• [GOAL]:
Find how many lines hold the word "content" and give that number only.

• [DATA FOR PROCESSING]:
┄┄┄┄┄┄┄┄┄┄┄┄┄┄┄┄┄┄┄┄
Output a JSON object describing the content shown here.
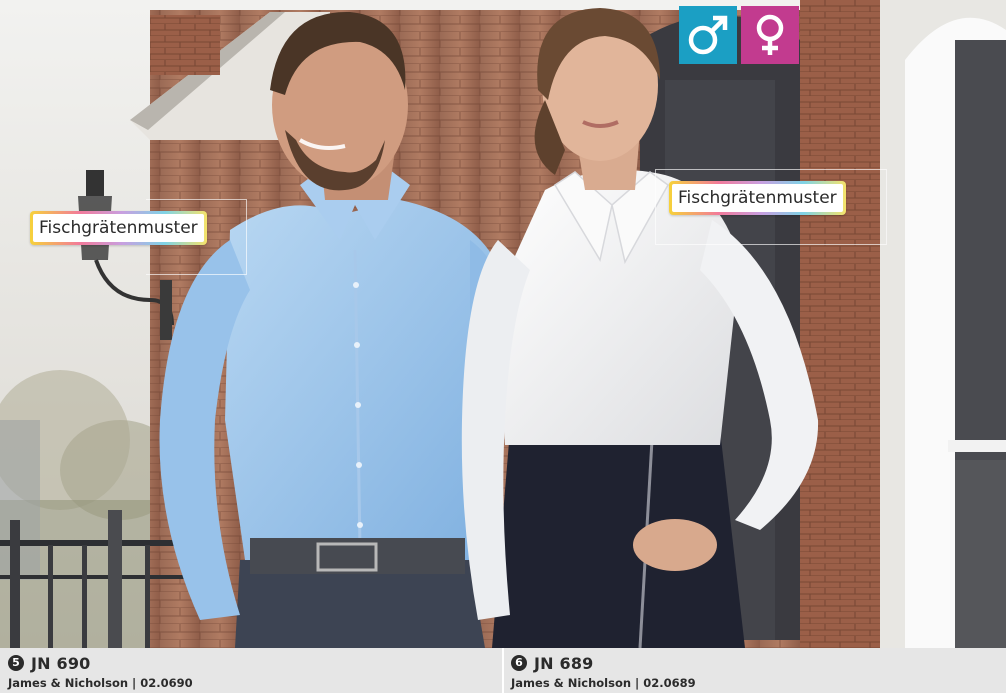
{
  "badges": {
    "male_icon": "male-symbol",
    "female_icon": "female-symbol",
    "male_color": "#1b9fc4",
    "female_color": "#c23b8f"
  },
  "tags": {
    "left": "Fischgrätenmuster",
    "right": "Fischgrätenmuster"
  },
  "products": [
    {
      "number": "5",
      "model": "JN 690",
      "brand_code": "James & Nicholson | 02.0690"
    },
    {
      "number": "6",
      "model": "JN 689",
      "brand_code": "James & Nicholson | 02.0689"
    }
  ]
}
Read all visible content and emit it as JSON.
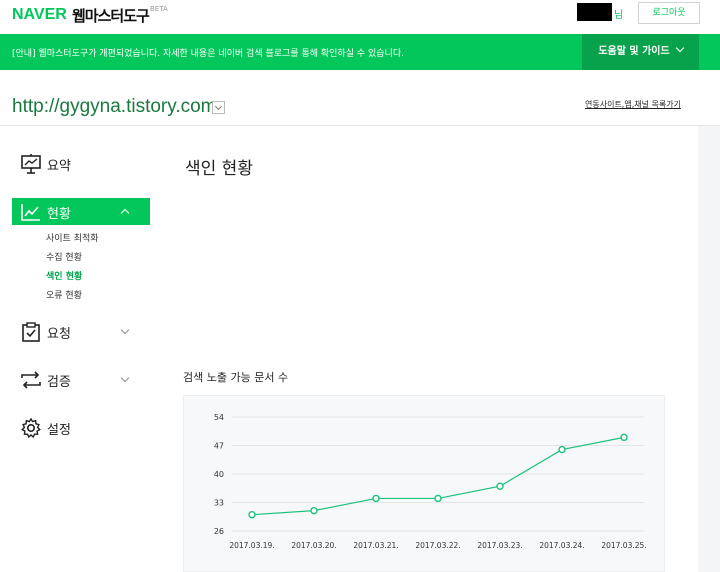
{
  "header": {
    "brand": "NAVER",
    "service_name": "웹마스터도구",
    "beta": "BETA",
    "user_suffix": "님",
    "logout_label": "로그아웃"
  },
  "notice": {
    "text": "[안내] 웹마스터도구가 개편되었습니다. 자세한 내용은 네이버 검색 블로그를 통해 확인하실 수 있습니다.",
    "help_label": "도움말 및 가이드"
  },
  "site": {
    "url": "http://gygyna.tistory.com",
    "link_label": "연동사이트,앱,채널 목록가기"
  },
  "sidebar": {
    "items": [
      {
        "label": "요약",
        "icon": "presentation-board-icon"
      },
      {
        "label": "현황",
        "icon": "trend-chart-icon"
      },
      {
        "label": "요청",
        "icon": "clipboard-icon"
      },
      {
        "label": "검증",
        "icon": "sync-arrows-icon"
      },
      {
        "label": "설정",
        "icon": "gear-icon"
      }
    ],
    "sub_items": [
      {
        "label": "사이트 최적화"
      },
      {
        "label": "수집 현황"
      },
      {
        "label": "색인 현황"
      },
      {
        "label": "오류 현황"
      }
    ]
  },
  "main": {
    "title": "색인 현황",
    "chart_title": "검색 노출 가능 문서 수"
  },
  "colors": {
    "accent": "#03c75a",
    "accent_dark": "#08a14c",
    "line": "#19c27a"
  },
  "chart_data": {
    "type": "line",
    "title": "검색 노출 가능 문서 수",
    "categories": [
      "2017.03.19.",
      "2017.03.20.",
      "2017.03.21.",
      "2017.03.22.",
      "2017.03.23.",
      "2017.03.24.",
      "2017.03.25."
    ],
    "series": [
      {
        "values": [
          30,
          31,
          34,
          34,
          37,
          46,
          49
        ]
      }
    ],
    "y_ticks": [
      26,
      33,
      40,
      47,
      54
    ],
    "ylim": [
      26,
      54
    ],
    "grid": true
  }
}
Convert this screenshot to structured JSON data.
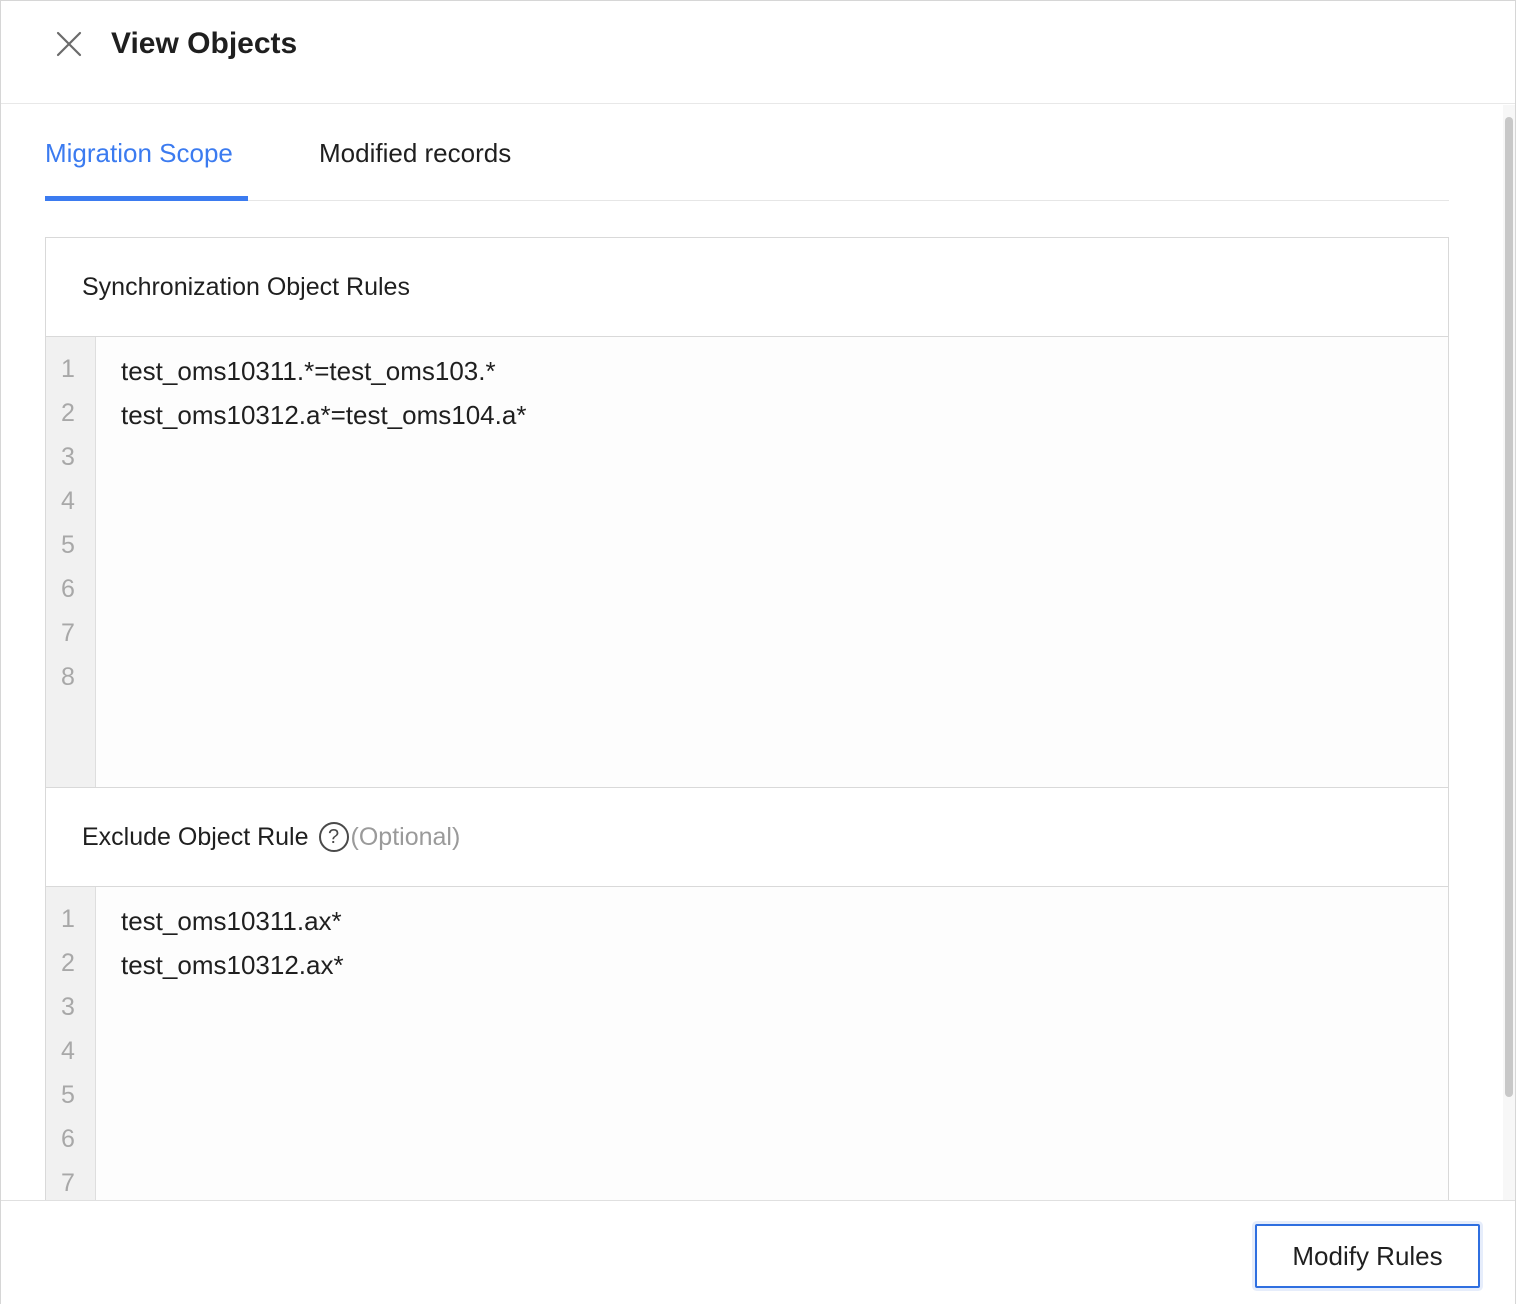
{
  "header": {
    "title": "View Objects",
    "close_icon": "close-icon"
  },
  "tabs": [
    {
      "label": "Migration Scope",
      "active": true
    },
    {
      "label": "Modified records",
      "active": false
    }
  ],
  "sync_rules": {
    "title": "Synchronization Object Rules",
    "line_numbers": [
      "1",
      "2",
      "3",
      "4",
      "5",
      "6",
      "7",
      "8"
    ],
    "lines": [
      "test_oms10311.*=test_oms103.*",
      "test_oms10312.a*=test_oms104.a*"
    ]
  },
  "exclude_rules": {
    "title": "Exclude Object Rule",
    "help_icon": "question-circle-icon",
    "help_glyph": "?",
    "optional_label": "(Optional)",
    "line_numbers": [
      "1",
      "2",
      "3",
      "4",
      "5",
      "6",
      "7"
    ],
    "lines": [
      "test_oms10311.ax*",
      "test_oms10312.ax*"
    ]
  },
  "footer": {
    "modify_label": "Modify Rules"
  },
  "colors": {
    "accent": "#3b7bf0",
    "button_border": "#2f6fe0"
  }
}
┄┄┄┄┄┄┄┄┄┄┄┄┄┄┄┄┄┄┄┄
• [REPLY]:
2